WORK TASK:
In the records below, which lines include "acrB"? Copy them.

DATA EXTRACTS:
++++++++++

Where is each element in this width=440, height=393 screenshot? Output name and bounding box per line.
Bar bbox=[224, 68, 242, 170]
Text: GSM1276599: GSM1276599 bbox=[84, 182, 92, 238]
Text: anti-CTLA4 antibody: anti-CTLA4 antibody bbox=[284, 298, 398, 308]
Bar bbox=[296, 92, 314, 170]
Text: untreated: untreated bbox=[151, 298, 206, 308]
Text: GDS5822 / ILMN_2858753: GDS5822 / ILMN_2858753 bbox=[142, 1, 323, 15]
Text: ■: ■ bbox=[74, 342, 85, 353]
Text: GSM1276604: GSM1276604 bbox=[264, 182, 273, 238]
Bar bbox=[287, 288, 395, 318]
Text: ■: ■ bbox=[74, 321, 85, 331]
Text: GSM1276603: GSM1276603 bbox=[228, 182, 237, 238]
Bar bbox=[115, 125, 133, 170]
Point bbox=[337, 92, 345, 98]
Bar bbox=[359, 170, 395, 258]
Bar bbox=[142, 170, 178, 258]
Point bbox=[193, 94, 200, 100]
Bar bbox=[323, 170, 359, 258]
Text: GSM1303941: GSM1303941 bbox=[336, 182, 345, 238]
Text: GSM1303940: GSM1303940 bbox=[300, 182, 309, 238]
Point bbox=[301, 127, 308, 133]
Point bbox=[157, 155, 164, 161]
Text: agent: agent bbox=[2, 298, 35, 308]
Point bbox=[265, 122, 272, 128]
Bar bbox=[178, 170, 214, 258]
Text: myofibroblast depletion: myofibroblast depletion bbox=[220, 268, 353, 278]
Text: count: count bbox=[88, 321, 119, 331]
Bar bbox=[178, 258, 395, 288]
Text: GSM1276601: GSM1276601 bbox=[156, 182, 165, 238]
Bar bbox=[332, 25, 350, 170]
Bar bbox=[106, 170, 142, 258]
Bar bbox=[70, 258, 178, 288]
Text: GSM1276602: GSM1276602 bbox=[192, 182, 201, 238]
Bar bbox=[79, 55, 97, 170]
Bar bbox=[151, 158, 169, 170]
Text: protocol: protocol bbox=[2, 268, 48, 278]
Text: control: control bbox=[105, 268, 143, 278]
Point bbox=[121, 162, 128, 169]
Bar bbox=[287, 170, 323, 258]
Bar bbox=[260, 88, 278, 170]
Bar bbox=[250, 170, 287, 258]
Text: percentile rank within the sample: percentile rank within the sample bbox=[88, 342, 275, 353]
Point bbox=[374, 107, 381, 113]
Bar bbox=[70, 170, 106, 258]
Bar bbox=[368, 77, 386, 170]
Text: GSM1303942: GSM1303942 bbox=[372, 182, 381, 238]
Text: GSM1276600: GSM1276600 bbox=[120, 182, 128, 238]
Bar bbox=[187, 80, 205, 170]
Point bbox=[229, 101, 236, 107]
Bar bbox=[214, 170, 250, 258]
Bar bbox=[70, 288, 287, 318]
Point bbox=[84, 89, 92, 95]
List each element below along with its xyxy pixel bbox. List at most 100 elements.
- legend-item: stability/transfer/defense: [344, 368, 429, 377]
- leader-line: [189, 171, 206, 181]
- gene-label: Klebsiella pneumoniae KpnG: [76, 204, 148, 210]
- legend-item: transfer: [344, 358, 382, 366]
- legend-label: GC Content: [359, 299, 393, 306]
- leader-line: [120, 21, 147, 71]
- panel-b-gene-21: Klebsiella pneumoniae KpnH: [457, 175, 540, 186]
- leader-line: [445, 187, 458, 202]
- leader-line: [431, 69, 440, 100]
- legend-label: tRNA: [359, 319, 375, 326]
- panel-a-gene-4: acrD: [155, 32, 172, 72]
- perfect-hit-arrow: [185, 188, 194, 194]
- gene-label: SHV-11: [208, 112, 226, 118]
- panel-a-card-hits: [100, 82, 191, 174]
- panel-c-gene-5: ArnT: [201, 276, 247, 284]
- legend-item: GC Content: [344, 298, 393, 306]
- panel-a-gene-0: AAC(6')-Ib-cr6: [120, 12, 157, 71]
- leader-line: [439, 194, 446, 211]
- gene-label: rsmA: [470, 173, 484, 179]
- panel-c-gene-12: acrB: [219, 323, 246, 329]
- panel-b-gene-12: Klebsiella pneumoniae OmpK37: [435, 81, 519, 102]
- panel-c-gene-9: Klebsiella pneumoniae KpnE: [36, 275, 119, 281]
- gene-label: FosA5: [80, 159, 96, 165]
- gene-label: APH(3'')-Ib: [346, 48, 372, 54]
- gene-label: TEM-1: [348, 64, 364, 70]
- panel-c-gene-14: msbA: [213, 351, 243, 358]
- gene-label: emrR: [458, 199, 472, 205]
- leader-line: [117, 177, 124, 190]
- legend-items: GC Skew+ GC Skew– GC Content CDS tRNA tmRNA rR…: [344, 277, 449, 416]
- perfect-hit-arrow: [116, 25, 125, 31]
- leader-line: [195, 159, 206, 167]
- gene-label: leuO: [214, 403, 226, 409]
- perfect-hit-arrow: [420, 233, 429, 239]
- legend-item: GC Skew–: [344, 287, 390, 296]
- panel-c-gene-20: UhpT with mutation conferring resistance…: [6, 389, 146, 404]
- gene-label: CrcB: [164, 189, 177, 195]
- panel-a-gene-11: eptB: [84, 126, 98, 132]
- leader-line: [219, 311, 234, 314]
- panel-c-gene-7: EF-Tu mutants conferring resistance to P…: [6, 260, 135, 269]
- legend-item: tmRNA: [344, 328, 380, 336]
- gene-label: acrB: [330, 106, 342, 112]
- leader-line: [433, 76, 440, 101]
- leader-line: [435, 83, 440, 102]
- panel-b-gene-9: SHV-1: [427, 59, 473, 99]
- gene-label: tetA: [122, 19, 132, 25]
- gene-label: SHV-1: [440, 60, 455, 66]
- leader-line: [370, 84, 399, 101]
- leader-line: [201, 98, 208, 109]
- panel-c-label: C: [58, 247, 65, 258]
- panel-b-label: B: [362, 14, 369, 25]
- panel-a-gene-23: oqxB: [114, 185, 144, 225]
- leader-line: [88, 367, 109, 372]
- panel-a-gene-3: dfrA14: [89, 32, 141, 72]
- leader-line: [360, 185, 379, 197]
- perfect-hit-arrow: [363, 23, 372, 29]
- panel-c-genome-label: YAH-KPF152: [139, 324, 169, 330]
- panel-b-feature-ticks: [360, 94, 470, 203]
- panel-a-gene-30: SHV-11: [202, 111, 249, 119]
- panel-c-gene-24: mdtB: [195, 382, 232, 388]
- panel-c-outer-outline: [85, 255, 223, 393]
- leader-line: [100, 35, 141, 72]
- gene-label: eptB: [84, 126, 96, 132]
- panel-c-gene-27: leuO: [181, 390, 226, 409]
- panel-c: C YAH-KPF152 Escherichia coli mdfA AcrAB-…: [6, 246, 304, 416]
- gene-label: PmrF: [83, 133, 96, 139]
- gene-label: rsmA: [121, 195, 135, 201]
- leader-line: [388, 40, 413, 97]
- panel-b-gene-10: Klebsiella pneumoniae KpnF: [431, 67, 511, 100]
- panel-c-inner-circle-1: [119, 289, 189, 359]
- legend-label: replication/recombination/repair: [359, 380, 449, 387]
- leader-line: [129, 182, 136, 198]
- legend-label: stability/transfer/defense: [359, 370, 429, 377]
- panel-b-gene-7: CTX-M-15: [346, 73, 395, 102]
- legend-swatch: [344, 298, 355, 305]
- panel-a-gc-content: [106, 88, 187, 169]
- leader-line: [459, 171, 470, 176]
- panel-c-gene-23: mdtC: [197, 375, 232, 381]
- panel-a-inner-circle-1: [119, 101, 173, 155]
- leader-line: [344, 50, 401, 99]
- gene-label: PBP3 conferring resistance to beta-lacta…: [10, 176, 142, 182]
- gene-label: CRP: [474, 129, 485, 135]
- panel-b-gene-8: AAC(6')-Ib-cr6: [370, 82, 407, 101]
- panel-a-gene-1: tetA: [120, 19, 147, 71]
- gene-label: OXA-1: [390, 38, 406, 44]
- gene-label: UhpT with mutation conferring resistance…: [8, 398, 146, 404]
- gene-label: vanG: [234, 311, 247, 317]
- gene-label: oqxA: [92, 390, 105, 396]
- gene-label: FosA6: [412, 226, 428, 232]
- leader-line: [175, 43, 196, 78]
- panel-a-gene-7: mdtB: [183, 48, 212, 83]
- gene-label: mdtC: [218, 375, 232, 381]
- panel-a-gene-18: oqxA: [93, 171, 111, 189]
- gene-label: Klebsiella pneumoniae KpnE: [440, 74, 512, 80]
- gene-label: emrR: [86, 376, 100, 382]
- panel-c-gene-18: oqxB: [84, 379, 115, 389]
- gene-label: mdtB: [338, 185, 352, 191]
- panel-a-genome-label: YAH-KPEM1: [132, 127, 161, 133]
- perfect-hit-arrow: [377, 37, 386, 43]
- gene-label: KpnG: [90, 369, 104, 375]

++++++++++

WRITTEN SOLUTION:
- panel-c-gene-12: acrB: [219, 323, 246, 329]
- gene-label: acrB: [330, 106, 342, 112]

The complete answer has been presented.